## What is expected:
Could you return every one of the entries below word for word, leaving out the pictures?
══ Source data ══
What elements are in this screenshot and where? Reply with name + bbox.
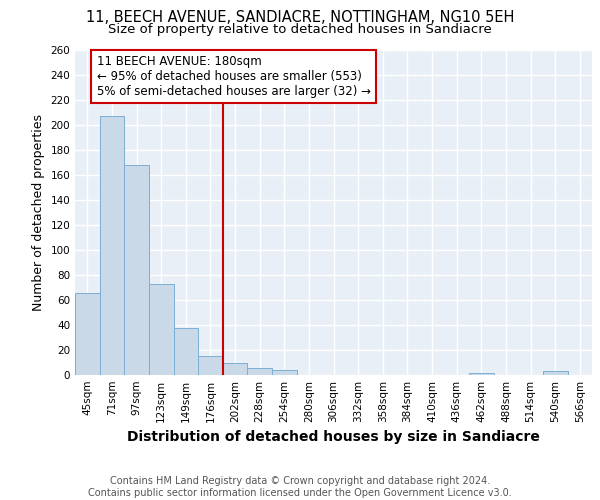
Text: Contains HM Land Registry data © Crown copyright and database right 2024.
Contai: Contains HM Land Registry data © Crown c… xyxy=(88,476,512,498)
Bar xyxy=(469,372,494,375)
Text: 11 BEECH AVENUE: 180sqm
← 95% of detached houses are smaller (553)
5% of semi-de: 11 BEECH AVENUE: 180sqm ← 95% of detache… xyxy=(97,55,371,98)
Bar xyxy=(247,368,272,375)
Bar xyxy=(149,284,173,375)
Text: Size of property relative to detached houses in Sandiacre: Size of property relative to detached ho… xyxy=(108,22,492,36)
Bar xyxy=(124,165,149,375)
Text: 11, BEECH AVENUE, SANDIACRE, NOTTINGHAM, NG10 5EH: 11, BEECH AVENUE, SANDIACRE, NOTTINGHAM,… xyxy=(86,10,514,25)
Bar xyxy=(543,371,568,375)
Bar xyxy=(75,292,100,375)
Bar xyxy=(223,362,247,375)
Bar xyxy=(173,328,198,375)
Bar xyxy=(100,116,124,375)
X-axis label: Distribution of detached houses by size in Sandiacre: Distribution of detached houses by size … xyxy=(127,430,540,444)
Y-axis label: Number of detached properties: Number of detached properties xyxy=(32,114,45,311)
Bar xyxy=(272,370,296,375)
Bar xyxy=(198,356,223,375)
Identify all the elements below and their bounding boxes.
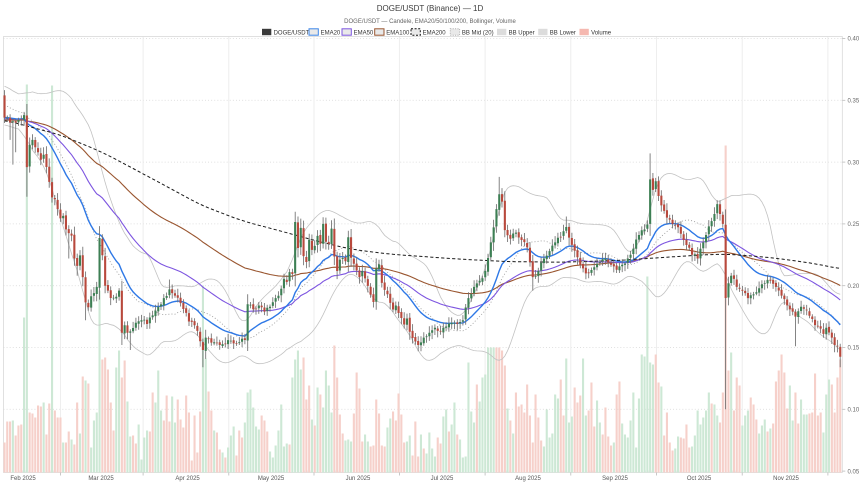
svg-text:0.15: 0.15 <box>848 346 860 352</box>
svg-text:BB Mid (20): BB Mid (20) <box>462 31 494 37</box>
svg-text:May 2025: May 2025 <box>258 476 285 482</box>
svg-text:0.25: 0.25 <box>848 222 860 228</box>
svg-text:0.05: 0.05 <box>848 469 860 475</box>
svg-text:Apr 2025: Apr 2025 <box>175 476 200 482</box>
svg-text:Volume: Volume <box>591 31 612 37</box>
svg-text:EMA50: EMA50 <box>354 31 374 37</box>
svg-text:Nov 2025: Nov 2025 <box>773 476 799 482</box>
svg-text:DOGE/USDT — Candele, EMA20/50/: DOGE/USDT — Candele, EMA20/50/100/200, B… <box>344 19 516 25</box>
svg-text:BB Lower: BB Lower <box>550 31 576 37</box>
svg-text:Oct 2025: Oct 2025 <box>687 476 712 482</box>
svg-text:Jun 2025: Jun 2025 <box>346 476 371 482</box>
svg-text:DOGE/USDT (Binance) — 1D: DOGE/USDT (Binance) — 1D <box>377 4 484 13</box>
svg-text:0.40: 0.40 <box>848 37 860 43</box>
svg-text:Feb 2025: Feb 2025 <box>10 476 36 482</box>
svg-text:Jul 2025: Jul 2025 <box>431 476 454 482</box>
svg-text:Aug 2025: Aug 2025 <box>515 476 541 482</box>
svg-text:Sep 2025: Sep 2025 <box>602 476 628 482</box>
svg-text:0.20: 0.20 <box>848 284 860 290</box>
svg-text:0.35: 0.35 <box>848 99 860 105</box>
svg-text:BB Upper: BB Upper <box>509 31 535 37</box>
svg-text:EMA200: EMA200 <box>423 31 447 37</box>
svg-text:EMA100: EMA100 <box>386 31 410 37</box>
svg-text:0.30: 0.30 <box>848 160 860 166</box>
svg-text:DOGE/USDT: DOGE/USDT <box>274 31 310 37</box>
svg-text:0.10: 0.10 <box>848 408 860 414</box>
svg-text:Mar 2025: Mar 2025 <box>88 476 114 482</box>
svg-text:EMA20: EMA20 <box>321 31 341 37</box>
═══
## Answer to this task:
What elements are in this screenshot and where? Reply with name + bbox.
Text: Contains HM Land Registry data © Crown copyright and database right 2024.
Contai: Contains HM Land Registry data © Crown c… xyxy=(88,476,512,498)
Bar xyxy=(469,372,494,375)
Text: 11 BEECH AVENUE: 180sqm
← 95% of detached houses are smaller (553)
5% of semi-de: 11 BEECH AVENUE: 180sqm ← 95% of detache… xyxy=(97,55,371,98)
Bar xyxy=(247,368,272,375)
Bar xyxy=(149,284,173,375)
Text: Size of property relative to detached houses in Sandiacre: Size of property relative to detached ho… xyxy=(108,22,492,36)
Bar xyxy=(124,165,149,375)
Text: 11, BEECH AVENUE, SANDIACRE, NOTTINGHAM, NG10 5EH: 11, BEECH AVENUE, SANDIACRE, NOTTINGHAM,… xyxy=(86,10,514,25)
Bar xyxy=(543,371,568,375)
Bar xyxy=(75,292,100,375)
Bar xyxy=(223,362,247,375)
Bar xyxy=(173,328,198,375)
Bar xyxy=(100,116,124,375)
X-axis label: Distribution of detached houses by size in Sandiacre: Distribution of detached houses by size … xyxy=(127,430,540,444)
Y-axis label: Number of detached properties: Number of detached properties xyxy=(32,114,45,311)
Bar xyxy=(272,370,296,375)
Bar xyxy=(198,356,223,375)
Identify all the elements below and their bounding boxes.
svg-text:0.15: 0.15 <box>848 346 860 352</box>
svg-text:BB Mid (20): BB Mid (20) <box>462 31 494 37</box>
svg-text:May 2025: May 2025 <box>258 476 285 482</box>
svg-text:0.25: 0.25 <box>848 222 860 228</box>
svg-text:0.05: 0.05 <box>848 469 860 475</box>
svg-text:Apr 2025: Apr 2025 <box>175 476 200 482</box>
svg-text:Volume: Volume <box>591 31 612 37</box>
svg-text:EMA50: EMA50 <box>354 31 374 37</box>
svg-text:Nov 2025: Nov 2025 <box>773 476 799 482</box>
svg-text:DOGE/USDT — Candele, EMA20/50/: DOGE/USDT — Candele, EMA20/50/100/200, B… <box>344 19 516 25</box>
svg-text:BB Lower: BB Lower <box>550 31 576 37</box>
svg-text:Oct 2025: Oct 2025 <box>687 476 712 482</box>
svg-text:Jun 2025: Jun 2025 <box>346 476 371 482</box>
svg-text:DOGE/USDT (Binance) — 1D: DOGE/USDT (Binance) — 1D <box>377 4 484 13</box>
svg-text:0.40: 0.40 <box>848 37 860 43</box>
svg-text:Feb 2025: Feb 2025 <box>10 476 36 482</box>
svg-text:Jul 2025: Jul 2025 <box>431 476 454 482</box>
svg-text:Aug 2025: Aug 2025 <box>515 476 541 482</box>
svg-text:Sep 2025: Sep 2025 <box>602 476 628 482</box>
svg-text:0.20: 0.20 <box>848 284 860 290</box>
svg-text:0.35: 0.35 <box>848 99 860 105</box>
svg-text:BB Upper: BB Upper <box>509 31 535 37</box>
svg-text:EMA200: EMA200 <box>423 31 447 37</box>
svg-text:EMA100: EMA100 <box>386 31 410 37</box>
svg-text:0.30: 0.30 <box>848 160 860 166</box>
svg-text:DOGE/USDT: DOGE/USDT <box>274 31 310 37</box>
svg-text:0.10: 0.10 <box>848 408 860 414</box>
svg-text:Mar 2025: Mar 2025 <box>88 476 114 482</box>
svg-text:EMA20: EMA20 <box>321 31 341 37</box>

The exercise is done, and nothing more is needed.